▶ GIVEN RECORDS
=====

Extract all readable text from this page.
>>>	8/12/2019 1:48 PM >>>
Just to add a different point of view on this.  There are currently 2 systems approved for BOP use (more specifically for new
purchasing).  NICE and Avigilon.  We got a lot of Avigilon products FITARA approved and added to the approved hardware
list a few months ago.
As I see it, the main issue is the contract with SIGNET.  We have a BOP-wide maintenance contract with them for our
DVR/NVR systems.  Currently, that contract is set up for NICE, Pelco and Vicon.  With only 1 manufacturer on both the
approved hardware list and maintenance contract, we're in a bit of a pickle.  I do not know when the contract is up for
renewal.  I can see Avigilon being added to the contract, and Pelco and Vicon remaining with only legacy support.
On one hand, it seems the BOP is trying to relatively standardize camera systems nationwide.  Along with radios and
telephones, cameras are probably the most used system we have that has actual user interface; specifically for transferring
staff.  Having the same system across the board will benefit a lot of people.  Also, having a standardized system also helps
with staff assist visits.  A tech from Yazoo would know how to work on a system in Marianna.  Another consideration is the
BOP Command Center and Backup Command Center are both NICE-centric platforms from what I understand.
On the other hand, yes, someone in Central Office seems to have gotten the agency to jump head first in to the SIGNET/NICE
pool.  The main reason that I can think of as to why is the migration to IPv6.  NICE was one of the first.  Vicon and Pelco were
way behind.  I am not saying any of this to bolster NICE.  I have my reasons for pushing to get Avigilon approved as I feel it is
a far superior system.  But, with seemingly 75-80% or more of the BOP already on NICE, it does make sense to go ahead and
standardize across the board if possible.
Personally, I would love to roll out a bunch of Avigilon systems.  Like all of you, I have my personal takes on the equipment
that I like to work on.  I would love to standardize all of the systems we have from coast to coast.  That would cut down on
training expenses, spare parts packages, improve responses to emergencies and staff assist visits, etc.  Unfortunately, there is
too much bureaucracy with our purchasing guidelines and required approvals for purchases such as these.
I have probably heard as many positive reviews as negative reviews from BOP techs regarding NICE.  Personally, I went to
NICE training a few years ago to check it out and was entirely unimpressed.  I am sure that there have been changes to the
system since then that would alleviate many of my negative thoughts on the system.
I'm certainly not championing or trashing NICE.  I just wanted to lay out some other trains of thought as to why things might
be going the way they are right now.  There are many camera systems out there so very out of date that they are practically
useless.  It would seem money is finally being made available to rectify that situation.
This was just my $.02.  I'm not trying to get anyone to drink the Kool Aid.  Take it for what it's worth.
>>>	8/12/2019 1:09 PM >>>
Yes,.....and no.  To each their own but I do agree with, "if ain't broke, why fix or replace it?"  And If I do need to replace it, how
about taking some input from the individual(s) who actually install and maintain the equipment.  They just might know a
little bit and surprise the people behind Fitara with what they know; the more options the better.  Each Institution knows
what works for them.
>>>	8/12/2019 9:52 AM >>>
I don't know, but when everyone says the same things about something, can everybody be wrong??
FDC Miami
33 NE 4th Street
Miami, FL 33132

=====

▶ WRITTEN TASK
Return every record above exactly as it appears.

▶ TASK SOLUTION
Extract all readable text from this page.
>>>	8/12/2019 1:48 PM >>>
Just to add a different point of view on this.  There are currently 2 systems approved for BOP use (more specifically for new
purchasing).  NICE and Avigilon.  We got a lot of Avigilon products FITARA approved and added to the approved hardware
list a few months ago.
As I see it, the main issue is the contract with SIGNET.  We have a BOP-wide maintenance contract with them for our
DVR/NVR systems.  Currently, that contract is set up for NICE, Pelco and Vicon.  With only 1 manufacturer on both the
approved hardware list and maintenance contract, we're in a bit of a pickle.  I do not know when the contract is up for
renewal.  I can see Avigilon being added to the contract, and Pelco and Vicon remaining with only legacy support.
On one hand, it seems the BOP is trying to relatively standardize camera systems nationwide.  Along with radios and
telephones, cameras are probably the most used system we have that has actual user interface; specifically for transferring
staff.  Having the same system across the board will benefit a lot of people.  Also, having a standardized system also helps
with staff assist visits.  A tech from Yazoo would know how to work on a system in Marianna.  Another consideration is the
BOP Command Center and Backup Command Center are both NICE-centric platforms from what I understand.
On the other hand, yes, someone in Central Office seems to have gotten the agency to jump head first in to the SIGNET/NICE
pool.  The main reason that I can think of as to why is the migration to IPv6.  NICE was one of the first.  Vicon and Pelco were
way behind.  I am not saying any of this to bolster NICE.  I have my reasons for pushing to get Avigilon approved as I feel it is
a far superior system.  But, with seemingly 75-80% or more of the BOP already on NICE, it does make sense to go ahead and
standardize across the board if possible.
Personally, I would love to roll out a bunch of Avigilon systems.  Like all of you, I have my personal takes on the equipment
that I like to work on.  I would love to standardize all of the systems we have from coast to coast.  That would cut down on
training expenses, spare parts packages, improve responses to emergencies and staff assist visits, etc.  Unfortunately, there is
too much bureaucracy with our purchasing guidelines and required approvals for purchases such as these.
I have probably heard as many positive reviews as negative reviews from BOP techs regarding NICE.  Personally, I went to
NICE training a few years ago to check it out and was entirely unimpressed.  I am sure that there have been changes to the
system since then that would alleviate many of my negative thoughts on the system.
I'm certainly not championing or trashing NICE.  I just wanted to lay out some other trains of thought as to why things might
be going the way they are right now.  There are many camera systems out there so very out of date that they are practically
useless.  It would seem money is finally being made available to rectify that situation.
This was just my $.02.  I'm not trying to get anyone to drink the Kool Aid.  Take it for what it's worth.
>>>	8/12/2019 1:09 PM >>>
Yes,.....and no.  To each their own but I do agree with, "if ain't broke, why fix or replace it?"  And If I do need to replace it, how
about taking some input from the individual(s) who actually install and maintain the equipment.  They just might know a
little bit and surprise the people behind Fitara with what they know; the more options the better.  Each Institution knows
what works for them.
>>>	8/12/2019 9:52 AM >>>
I don't know, but when everyone says the same things about something, can everybody be wrong??
FDC Miami
33 NE 4th Street
Miami, FL 33132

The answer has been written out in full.